INFORMATION GIVEN:

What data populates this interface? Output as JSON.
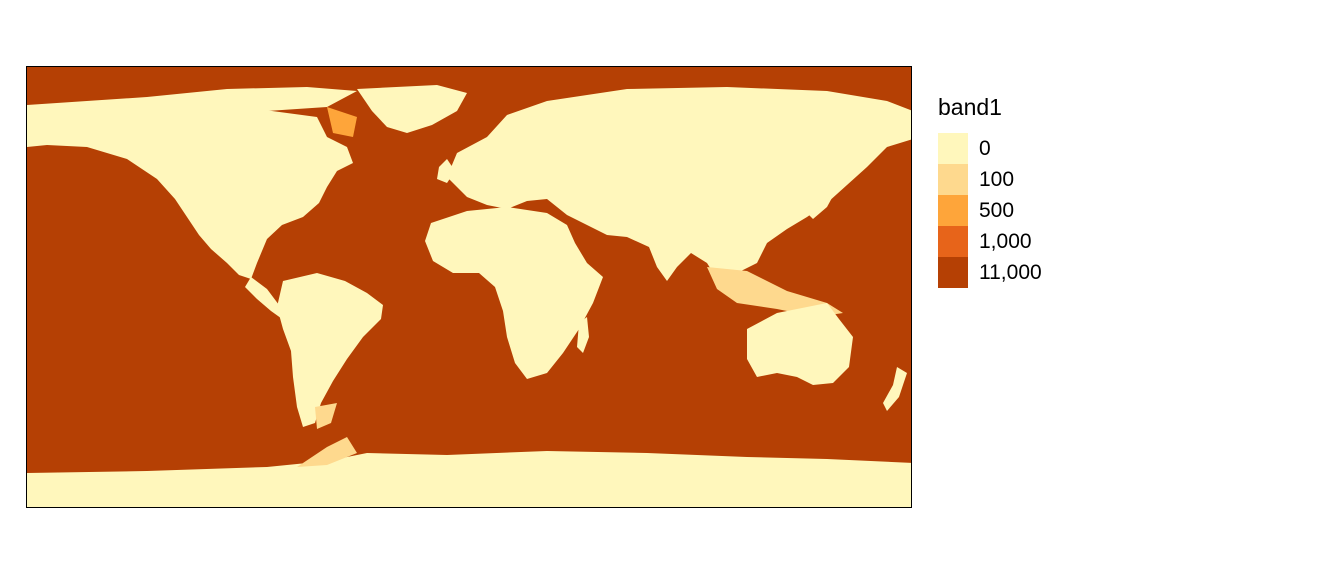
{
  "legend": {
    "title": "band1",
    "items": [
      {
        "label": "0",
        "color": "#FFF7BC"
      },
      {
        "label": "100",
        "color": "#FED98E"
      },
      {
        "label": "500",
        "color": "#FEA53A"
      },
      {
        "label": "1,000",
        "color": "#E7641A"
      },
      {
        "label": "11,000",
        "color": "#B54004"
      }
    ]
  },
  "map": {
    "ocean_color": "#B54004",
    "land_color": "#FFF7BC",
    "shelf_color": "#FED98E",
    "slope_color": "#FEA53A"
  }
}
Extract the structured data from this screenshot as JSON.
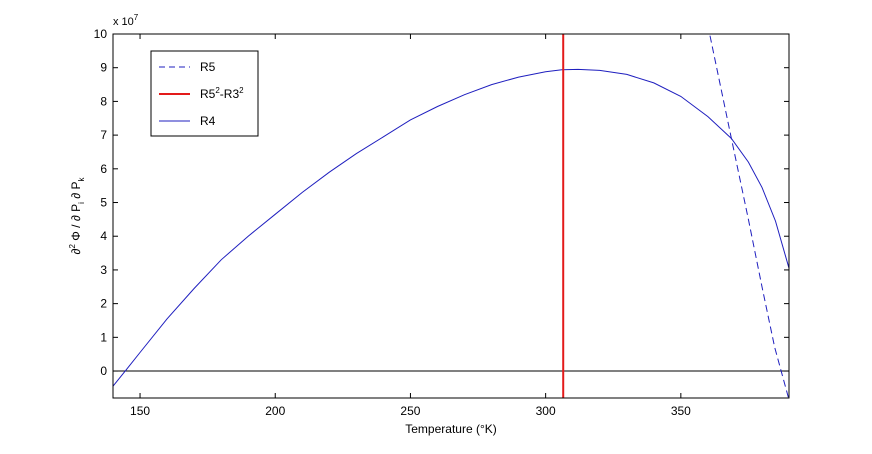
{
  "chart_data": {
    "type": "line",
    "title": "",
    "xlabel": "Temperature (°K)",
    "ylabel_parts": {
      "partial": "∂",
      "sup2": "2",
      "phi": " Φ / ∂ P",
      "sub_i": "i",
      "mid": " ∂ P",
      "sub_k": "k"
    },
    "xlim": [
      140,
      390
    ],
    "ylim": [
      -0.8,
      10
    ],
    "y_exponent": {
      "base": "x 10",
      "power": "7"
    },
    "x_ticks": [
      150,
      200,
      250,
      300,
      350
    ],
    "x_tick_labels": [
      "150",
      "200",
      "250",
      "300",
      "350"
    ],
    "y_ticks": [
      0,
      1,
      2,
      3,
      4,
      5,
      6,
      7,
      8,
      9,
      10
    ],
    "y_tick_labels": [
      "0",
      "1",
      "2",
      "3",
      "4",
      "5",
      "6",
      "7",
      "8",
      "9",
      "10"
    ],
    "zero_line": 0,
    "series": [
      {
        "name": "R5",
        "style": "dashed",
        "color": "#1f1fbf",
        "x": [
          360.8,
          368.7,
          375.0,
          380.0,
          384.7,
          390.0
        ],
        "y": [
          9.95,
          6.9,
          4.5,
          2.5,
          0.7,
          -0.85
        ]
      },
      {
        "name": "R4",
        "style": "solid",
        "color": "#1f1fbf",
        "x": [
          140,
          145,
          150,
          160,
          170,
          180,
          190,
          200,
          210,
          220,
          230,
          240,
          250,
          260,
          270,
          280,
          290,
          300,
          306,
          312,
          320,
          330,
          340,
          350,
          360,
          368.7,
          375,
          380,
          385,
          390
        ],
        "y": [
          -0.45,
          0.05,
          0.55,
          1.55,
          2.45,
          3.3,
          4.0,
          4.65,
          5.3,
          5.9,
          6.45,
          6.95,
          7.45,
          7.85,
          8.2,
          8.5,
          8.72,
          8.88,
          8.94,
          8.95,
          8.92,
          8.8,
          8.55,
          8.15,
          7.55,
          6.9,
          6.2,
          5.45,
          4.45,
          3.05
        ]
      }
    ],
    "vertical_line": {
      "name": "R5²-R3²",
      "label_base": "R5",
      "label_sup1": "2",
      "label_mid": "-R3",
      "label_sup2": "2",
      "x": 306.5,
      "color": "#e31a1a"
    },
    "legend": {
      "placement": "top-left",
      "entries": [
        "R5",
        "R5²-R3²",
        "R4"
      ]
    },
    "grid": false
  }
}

EXERCISE TASK:
Reproduce the listing word for word and omit its pictures.

OUTPUT OF THE TASK:
What data populates this interface? Output as JSON.
{
  "legend": {
    "title": "band1",
    "items": [
      {
        "label": "0",
        "color": "#FFF7BC"
      },
      {
        "label": "100",
        "color": "#FED98E"
      },
      {
        "label": "500",
        "color": "#FEA53A"
      },
      {
        "label": "1,000",
        "color": "#E7641A"
      },
      {
        "label": "11,000",
        "color": "#B54004"
      }
    ]
  },
  "map": {
    "ocean_color": "#B54004",
    "land_color": "#FFF7BC",
    "shelf_color": "#FED98E",
    "slope_color": "#FEA53A"
  }
}
Extract the structured data from this screenshot as JSON.
{
  "chart_data": {
    "type": "line",
    "title": "",
    "xlabel": "Temperature (°K)",
    "ylabel_parts": {
      "partial": "∂",
      "sup2": "2",
      "phi": " Φ / ∂ P",
      "sub_i": "i",
      "mid": " ∂ P",
      "sub_k": "k"
    },
    "xlim": [
      140,
      390
    ],
    "ylim": [
      -0.8,
      10
    ],
    "y_exponent": {
      "base": "x 10",
      "power": "7"
    },
    "x_ticks": [
      150,
      200,
      250,
      300,
      350
    ],
    "x_tick_labels": [
      "150",
      "200",
      "250",
      "300",
      "350"
    ],
    "y_ticks": [
      0,
      1,
      2,
      3,
      4,
      5,
      6,
      7,
      8,
      9,
      10
    ],
    "y_tick_labels": [
      "0",
      "1",
      "2",
      "3",
      "4",
      "5",
      "6",
      "7",
      "8",
      "9",
      "10"
    ],
    "zero_line": 0,
    "series": [
      {
        "name": "R5",
        "style": "dashed",
        "color": "#1f1fbf",
        "x": [
          360.8,
          368.7,
          375.0,
          380.0,
          384.7,
          390.0
        ],
        "y": [
          9.95,
          6.9,
          4.5,
          2.5,
          0.7,
          -0.85
        ]
      },
      {
        "name": "R4",
        "style": "solid",
        "color": "#1f1fbf",
        "x": [
          140,
          145,
          150,
          160,
          170,
          180,
          190,
          200,
          210,
          220,
          230,
          240,
          250,
          260,
          270,
          280,
          290,
          300,
          306,
          312,
          320,
          330,
          340,
          350,
          360,
          368.7,
          375,
          380,
          385,
          390
        ],
        "y": [
          -0.45,
          0.05,
          0.55,
          1.55,
          2.45,
          3.3,
          4.0,
          4.65,
          5.3,
          5.9,
          6.45,
          6.95,
          7.45,
          7.85,
          8.2,
          8.5,
          8.72,
          8.88,
          8.94,
          8.95,
          8.92,
          8.8,
          8.55,
          8.15,
          7.55,
          6.9,
          6.2,
          5.45,
          4.45,
          3.05
        ]
      }
    ],
    "vertical_line": {
      "name": "R5²-R3²",
      "label_base": "R5",
      "label_sup1": "2",
      "label_mid": "-R3",
      "label_sup2": "2",
      "x": 306.5,
      "color": "#e31a1a"
    },
    "legend": {
      "placement": "top-left",
      "entries": [
        "R5",
        "R5²-R3²",
        "R4"
      ]
    },
    "grid": false
  }
}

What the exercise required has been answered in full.